Nothing in the records may be left out or altered; reproduce them all exactly.

## Records for this task
—————

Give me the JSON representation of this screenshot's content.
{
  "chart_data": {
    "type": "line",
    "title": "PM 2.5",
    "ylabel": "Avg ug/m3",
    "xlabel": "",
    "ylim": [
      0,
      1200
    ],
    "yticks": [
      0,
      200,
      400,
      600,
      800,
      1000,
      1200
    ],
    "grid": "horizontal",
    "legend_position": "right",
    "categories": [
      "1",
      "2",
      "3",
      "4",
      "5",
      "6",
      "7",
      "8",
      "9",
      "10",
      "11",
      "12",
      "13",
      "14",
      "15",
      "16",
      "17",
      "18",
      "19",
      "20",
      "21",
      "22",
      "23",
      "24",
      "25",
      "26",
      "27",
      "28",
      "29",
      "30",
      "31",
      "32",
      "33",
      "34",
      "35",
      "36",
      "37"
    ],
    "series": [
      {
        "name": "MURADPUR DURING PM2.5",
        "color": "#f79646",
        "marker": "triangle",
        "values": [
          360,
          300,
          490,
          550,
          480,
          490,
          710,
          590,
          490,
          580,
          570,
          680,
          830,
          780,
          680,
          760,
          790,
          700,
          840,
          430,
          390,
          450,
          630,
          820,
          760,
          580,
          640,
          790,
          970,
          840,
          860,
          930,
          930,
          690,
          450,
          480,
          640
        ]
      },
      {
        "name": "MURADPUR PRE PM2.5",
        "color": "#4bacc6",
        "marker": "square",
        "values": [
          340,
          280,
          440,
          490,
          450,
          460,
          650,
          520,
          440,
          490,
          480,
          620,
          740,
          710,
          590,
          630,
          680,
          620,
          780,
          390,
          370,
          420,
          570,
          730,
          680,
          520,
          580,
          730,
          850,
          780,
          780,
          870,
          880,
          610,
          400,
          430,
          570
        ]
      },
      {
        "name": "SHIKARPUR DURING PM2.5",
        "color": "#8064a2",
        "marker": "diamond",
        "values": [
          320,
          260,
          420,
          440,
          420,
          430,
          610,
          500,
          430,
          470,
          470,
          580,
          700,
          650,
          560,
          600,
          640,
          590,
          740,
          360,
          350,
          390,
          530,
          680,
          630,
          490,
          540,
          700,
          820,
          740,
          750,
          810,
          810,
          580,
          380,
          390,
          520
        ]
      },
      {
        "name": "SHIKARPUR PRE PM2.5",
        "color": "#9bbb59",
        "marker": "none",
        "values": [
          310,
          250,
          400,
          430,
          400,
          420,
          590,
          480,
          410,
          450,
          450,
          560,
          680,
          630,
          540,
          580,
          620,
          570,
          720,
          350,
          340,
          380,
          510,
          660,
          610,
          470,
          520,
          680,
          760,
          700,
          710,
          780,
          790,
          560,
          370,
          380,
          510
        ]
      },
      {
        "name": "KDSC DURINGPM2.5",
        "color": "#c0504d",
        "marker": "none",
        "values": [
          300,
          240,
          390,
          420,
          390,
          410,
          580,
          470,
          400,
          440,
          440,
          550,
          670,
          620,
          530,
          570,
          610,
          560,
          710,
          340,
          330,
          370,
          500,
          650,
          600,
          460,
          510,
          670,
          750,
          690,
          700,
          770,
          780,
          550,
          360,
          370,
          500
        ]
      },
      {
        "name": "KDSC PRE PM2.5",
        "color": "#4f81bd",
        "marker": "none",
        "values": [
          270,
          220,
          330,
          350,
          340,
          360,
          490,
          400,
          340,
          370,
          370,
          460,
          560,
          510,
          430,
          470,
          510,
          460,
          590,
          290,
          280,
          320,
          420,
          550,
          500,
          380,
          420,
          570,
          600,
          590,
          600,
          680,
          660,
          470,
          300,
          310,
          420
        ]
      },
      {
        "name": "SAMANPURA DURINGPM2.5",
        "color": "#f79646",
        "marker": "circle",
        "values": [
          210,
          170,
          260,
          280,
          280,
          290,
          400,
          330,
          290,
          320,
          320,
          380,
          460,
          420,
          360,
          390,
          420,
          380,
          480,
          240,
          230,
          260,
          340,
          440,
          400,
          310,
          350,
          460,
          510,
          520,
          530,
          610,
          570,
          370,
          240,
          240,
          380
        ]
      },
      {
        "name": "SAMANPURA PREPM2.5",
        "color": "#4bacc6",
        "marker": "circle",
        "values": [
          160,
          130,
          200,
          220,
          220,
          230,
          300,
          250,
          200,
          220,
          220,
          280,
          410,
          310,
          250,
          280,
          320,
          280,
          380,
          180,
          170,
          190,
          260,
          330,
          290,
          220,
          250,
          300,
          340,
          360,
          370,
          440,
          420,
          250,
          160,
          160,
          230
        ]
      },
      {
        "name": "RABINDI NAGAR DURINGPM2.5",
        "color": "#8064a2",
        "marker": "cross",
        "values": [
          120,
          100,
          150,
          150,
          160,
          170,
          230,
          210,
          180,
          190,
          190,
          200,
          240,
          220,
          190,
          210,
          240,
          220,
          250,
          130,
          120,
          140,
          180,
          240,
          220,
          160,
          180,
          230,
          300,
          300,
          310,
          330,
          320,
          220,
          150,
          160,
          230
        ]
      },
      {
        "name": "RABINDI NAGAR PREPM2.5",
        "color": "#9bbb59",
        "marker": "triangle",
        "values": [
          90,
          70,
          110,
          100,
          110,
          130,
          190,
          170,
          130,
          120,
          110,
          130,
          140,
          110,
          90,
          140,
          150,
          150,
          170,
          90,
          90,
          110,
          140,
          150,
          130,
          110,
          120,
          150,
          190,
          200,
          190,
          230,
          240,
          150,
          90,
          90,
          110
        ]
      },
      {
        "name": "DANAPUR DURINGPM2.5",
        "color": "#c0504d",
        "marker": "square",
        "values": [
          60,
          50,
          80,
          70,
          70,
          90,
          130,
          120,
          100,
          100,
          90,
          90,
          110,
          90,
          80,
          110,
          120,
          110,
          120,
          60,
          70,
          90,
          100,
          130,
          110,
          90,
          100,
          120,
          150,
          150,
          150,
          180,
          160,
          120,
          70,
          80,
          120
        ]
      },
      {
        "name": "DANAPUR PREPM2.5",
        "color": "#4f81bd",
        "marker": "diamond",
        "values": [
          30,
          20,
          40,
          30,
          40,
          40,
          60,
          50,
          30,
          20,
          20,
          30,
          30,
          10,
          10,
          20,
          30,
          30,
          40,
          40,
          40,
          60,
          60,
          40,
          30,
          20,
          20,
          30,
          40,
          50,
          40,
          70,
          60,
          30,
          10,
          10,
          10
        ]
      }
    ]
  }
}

—————

## Worked solution
Give me the JSON representation of this screenshot's content.
{
  "chart_data": {
    "type": "line",
    "title": "PM 2.5",
    "ylabel": "Avg ug/m3",
    "xlabel": "",
    "ylim": [
      0,
      1200
    ],
    "yticks": [
      0,
      200,
      400,
      600,
      800,
      1000,
      1200
    ],
    "grid": "horizontal",
    "legend_position": "right",
    "categories": [
      "1",
      "2",
      "3",
      "4",
      "5",
      "6",
      "7",
      "8",
      "9",
      "10",
      "11",
      "12",
      "13",
      "14",
      "15",
      "16",
      "17",
      "18",
      "19",
      "20",
      "21",
      "22",
      "23",
      "24",
      "25",
      "26",
      "27",
      "28",
      "29",
      "30",
      "31",
      "32",
      "33",
      "34",
      "35",
      "36",
      "37"
    ],
    "series": [
      {
        "name": "MURADPUR DURING PM2.5",
        "color": "#f79646",
        "marker": "triangle",
        "values": [
          360,
          300,
          490,
          550,
          480,
          490,
          710,
          590,
          490,
          580,
          570,
          680,
          830,
          780,
          680,
          760,
          790,
          700,
          840,
          430,
          390,
          450,
          630,
          820,
          760,
          580,
          640,
          790,
          970,
          840,
          860,
          930,
          930,
          690,
          450,
          480,
          640
        ]
      },
      {
        "name": "MURADPUR PRE PM2.5",
        "color": "#4bacc6",
        "marker": "square",
        "values": [
          340,
          280,
          440,
          490,
          450,
          460,
          650,
          520,
          440,
          490,
          480,
          620,
          740,
          710,
          590,
          630,
          680,
          620,
          780,
          390,
          370,
          420,
          570,
          730,
          680,
          520,
          580,
          730,
          850,
          780,
          780,
          870,
          880,
          610,
          400,
          430,
          570
        ]
      },
      {
        "name": "SHIKARPUR DURING PM2.5",
        "color": "#8064a2",
        "marker": "diamond",
        "values": [
          320,
          260,
          420,
          440,
          420,
          430,
          610,
          500,
          430,
          470,
          470,
          580,
          700,
          650,
          560,
          600,
          640,
          590,
          740,
          360,
          350,
          390,
          530,
          680,
          630,
          490,
          540,
          700,
          820,
          740,
          750,
          810,
          810,
          580,
          380,
          390,
          520
        ]
      },
      {
        "name": "SHIKARPUR PRE PM2.5",
        "color": "#9bbb59",
        "marker": "none",
        "values": [
          310,
          250,
          400,
          430,
          400,
          420,
          590,
          480,
          410,
          450,
          450,
          560,
          680,
          630,
          540,
          580,
          620,
          570,
          720,
          350,
          340,
          380,
          510,
          660,
          610,
          470,
          520,
          680,
          760,
          700,
          710,
          780,
          790,
          560,
          370,
          380,
          510
        ]
      },
      {
        "name": "KDSC DURINGPM2.5",
        "color": "#c0504d",
        "marker": "none",
        "values": [
          300,
          240,
          390,
          420,
          390,
          410,
          580,
          470,
          400,
          440,
          440,
          550,
          670,
          620,
          530,
          570,
          610,
          560,
          710,
          340,
          330,
          370,
          500,
          650,
          600,
          460,
          510,
          670,
          750,
          690,
          700,
          770,
          780,
          550,
          360,
          370,
          500
        ]
      },
      {
        "name": "KDSC PRE PM2.5",
        "color": "#4f81bd",
        "marker": "none",
        "values": [
          270,
          220,
          330,
          350,
          340,
          360,
          490,
          400,
          340,
          370,
          370,
          460,
          560,
          510,
          430,
          470,
          510,
          460,
          590,
          290,
          280,
          320,
          420,
          550,
          500,
          380,
          420,
          570,
          600,
          590,
          600,
          680,
          660,
          470,
          300,
          310,
          420
        ]
      },
      {
        "name": "SAMANPURA DURINGPM2.5",
        "color": "#f79646",
        "marker": "circle",
        "values": [
          210,
          170,
          260,
          280,
          280,
          290,
          400,
          330,
          290,
          320,
          320,
          380,
          460,
          420,
          360,
          390,
          420,
          380,
          480,
          240,
          230,
          260,
          340,
          440,
          400,
          310,
          350,
          460,
          510,
          520,
          530,
          610,
          570,
          370,
          240,
          240,
          380
        ]
      },
      {
        "name": "SAMANPURA PREPM2.5",
        "color": "#4bacc6",
        "marker": "circle",
        "values": [
          160,
          130,
          200,
          220,
          220,
          230,
          300,
          250,
          200,
          220,
          220,
          280,
          410,
          310,
          250,
          280,
          320,
          280,
          380,
          180,
          170,
          190,
          260,
          330,
          290,
          220,
          250,
          300,
          340,
          360,
          370,
          440,
          420,
          250,
          160,
          160,
          230
        ]
      },
      {
        "name": "RABINDI NAGAR DURINGPM2.5",
        "color": "#8064a2",
        "marker": "cross",
        "values": [
          120,
          100,
          150,
          150,
          160,
          170,
          230,
          210,
          180,
          190,
          190,
          200,
          240,
          220,
          190,
          210,
          240,
          220,
          250,
          130,
          120,
          140,
          180,
          240,
          220,
          160,
          180,
          230,
          300,
          300,
          310,
          330,
          320,
          220,
          150,
          160,
          230
        ]
      },
      {
        "name": "RABINDI NAGAR PREPM2.5",
        "color": "#9bbb59",
        "marker": "triangle",
        "values": [
          90,
          70,
          110,
          100,
          110,
          130,
          190,
          170,
          130,
          120,
          110,
          130,
          140,
          110,
          90,
          140,
          150,
          150,
          170,
          90,
          90,
          110,
          140,
          150,
          130,
          110,
          120,
          150,
          190,
          200,
          190,
          230,
          240,
          150,
          90,
          90,
          110
        ]
      },
      {
        "name": "DANAPUR DURINGPM2.5",
        "color": "#c0504d",
        "marker": "square",
        "values": [
          60,
          50,
          80,
          70,
          70,
          90,
          130,
          120,
          100,
          100,
          90,
          90,
          110,
          90,
          80,
          110,
          120,
          110,
          120,
          60,
          70,
          90,
          100,
          130,
          110,
          90,
          100,
          120,
          150,
          150,
          150,
          180,
          160,
          120,
          70,
          80,
          120
        ]
      },
      {
        "name": "DANAPUR PREPM2.5",
        "color": "#4f81bd",
        "marker": "diamond",
        "values": [
          30,
          20,
          40,
          30,
          40,
          40,
          60,
          50,
          30,
          20,
          20,
          30,
          30,
          10,
          10,
          20,
          30,
          30,
          40,
          40,
          40,
          60,
          60,
          40,
          30,
          20,
          20,
          30,
          40,
          50,
          40,
          70,
          60,
          30,
          10,
          10,
          10
        ]
      }
    ]
  }
}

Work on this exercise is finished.